# Material to process:
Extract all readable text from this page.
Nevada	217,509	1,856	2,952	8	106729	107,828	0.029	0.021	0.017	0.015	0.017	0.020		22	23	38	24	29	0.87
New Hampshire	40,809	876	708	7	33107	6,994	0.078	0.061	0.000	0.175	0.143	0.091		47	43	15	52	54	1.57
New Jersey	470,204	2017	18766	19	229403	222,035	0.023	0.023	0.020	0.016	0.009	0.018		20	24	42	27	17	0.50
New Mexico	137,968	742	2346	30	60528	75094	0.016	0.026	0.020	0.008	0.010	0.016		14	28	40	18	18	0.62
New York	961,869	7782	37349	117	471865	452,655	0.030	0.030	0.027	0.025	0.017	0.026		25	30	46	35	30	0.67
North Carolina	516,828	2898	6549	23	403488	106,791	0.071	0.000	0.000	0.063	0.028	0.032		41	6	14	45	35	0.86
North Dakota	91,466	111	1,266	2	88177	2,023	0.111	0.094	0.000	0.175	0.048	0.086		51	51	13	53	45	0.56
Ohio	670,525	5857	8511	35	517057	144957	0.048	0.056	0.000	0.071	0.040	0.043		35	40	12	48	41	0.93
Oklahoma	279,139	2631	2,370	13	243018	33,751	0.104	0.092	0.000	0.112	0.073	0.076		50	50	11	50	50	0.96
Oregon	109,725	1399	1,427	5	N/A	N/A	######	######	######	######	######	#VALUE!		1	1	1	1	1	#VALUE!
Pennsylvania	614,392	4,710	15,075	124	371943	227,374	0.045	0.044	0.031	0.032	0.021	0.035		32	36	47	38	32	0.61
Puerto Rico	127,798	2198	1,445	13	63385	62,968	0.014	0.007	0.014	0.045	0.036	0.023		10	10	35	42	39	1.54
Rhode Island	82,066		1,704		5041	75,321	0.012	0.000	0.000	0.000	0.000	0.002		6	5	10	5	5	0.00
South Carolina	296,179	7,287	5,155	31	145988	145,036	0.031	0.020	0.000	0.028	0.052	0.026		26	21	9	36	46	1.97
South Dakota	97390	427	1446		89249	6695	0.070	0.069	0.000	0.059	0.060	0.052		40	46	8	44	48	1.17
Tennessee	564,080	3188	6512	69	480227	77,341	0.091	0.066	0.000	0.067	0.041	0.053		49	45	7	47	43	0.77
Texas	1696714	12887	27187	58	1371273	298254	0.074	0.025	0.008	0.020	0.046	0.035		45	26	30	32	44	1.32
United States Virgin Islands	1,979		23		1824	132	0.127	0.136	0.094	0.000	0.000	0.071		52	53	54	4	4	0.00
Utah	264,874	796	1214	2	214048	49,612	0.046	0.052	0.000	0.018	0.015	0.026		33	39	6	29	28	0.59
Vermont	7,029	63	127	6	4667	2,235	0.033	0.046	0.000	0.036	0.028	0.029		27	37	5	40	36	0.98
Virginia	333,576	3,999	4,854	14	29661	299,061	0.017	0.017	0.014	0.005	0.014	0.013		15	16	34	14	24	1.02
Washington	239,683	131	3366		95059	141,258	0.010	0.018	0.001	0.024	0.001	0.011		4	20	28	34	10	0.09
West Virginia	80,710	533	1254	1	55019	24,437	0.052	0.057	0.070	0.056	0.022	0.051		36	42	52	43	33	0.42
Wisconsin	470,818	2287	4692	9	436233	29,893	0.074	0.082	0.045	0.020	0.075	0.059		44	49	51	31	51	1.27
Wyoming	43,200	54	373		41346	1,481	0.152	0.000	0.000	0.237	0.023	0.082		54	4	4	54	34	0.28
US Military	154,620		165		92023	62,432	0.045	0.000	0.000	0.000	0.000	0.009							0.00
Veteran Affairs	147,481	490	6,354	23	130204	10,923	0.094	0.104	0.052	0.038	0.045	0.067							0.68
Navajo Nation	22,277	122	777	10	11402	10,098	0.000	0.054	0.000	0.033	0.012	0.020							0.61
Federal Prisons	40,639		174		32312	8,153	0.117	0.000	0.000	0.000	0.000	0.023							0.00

# Task brief:
Reproduce the whole listing word for word.

# Completed task:
Extract all readable text from this page.
Nevada	217,509	1,856	2,952	8	106729	107,828	0.029	0.021	0.017	0.015	0.017	0.020		22	23	38	24	29	0.87
New Hampshire	40,809	876	708	7	33107	6,994	0.078	0.061	0.000	0.175	0.143	0.091		47	43	15	52	54	1.57
New Jersey	470,204	2017	18766	19	229403	222,035	0.023	0.023	0.020	0.016	0.009	0.018		20	24	42	27	17	0.50
New Mexico	137,968	742	2346	30	60528	75094	0.016	0.026	0.020	0.008	0.010	0.016		14	28	40	18	18	0.62
New York	961,869	7782	37349	117	471865	452,655	0.030	0.030	0.027	0.025	0.017	0.026		25	30	46	35	30	0.67
North Carolina	516,828	2898	6549	23	403488	106,791	0.071	0.000	0.000	0.063	0.028	0.032		41	6	14	45	35	0.86
North Dakota	91,466	111	1,266	2	88177	2,023	0.111	0.094	0.000	0.175	0.048	0.086		51	51	13	53	45	0.56
Ohio	670,525	5857	8511	35	517057	144957	0.048	0.056	0.000	0.071	0.040	0.043		35	40	12	48	41	0.93
Oklahoma	279,139	2631	2,370	13	243018	33,751	0.104	0.092	0.000	0.112	0.073	0.076		50	50	11	50	50	0.96
Oregon	109,725	1399	1,427	5	N/A	N/A	######	######	######	######	######	#VALUE!		1	1	1	1	1	#VALUE!
Pennsylvania	614,392	4,710	15,075	124	371943	227,374	0.045	0.044	0.031	0.032	0.021	0.035		32	36	47	38	32	0.61
Puerto Rico	127,798	2198	1,445	13	63385	62,968	0.014	0.007	0.014	0.045	0.036	0.023		10	10	35	42	39	1.54
Rhode Island	82,066		1,704		5041	75,321	0.012	0.000	0.000	0.000	0.000	0.002		6	5	10	5	5	0.00
South Carolina	296,179	7,287	5,155	31	145988	145,036	0.031	0.020	0.000	0.028	0.052	0.026		26	21	9	36	46	1.97
South Dakota	97390	427	1446		89249	6695	0.070	0.069	0.000	0.059	0.060	0.052		40	46	8	44	48	1.17
Tennessee	564,080	3188	6512	69	480227	77,341	0.091	0.066	0.000	0.067	0.041	0.053		49	45	7	47	43	0.77
Texas	1696714	12887	27187	58	1371273	298254	0.074	0.025	0.008	0.020	0.046	0.035		45	26	30	32	44	1.32
United States Virgin Islands	1,979		23		1824	132	0.127	0.136	0.094	0.000	0.000	0.071		52	53	54	4	4	0.00
Utah	264,874	796	1214	2	214048	49,612	0.046	0.052	0.000	0.018	0.015	0.026		33	39	6	29	28	0.59
Vermont	7,029	63	127	6	4667	2,235	0.033	0.046	0.000	0.036	0.028	0.029		27	37	5	40	36	0.98
Virginia	333,576	3,999	4,854	14	29661	299,061	0.017	0.017	0.014	0.005	0.014	0.013		15	16	34	14	24	1.02
Washington	239,683	131	3366		95059	141,258	0.010	0.018	0.001	0.024	0.001	0.011		4	20	28	34	10	0.09
West Virginia	80,710	533	1254	1	55019	24,437	0.052	0.057	0.070	0.056	0.022	0.051		36	42	52	43	33	0.42
Wisconsin	470,818	2287	4692	9	436233	29,893	0.074	0.082	0.045	0.020	0.075	0.059		44	49	51	31	51	1.27
Wyoming	43,200	54	373		41346	1,481	0.152	0.000	0.000	0.237	0.023	0.082		54	4	4	54	34	0.28
US Military	154,620		165		92023	62,432	0.045	0.000	0.000	0.000	0.000	0.009							0.00
Veteran Affairs	147,481	490	6,354	23	130204	10,923	0.094	0.104	0.052	0.038	0.045	0.067							0.68
Navajo Nation	22,277	122	777	10	11402	10,098	0.000	0.054	0.000	0.033	0.012	0.020							0.61
Federal Prisons	40,639		174		32312	8,153	0.117	0.000	0.000	0.000	0.000	0.023							0.00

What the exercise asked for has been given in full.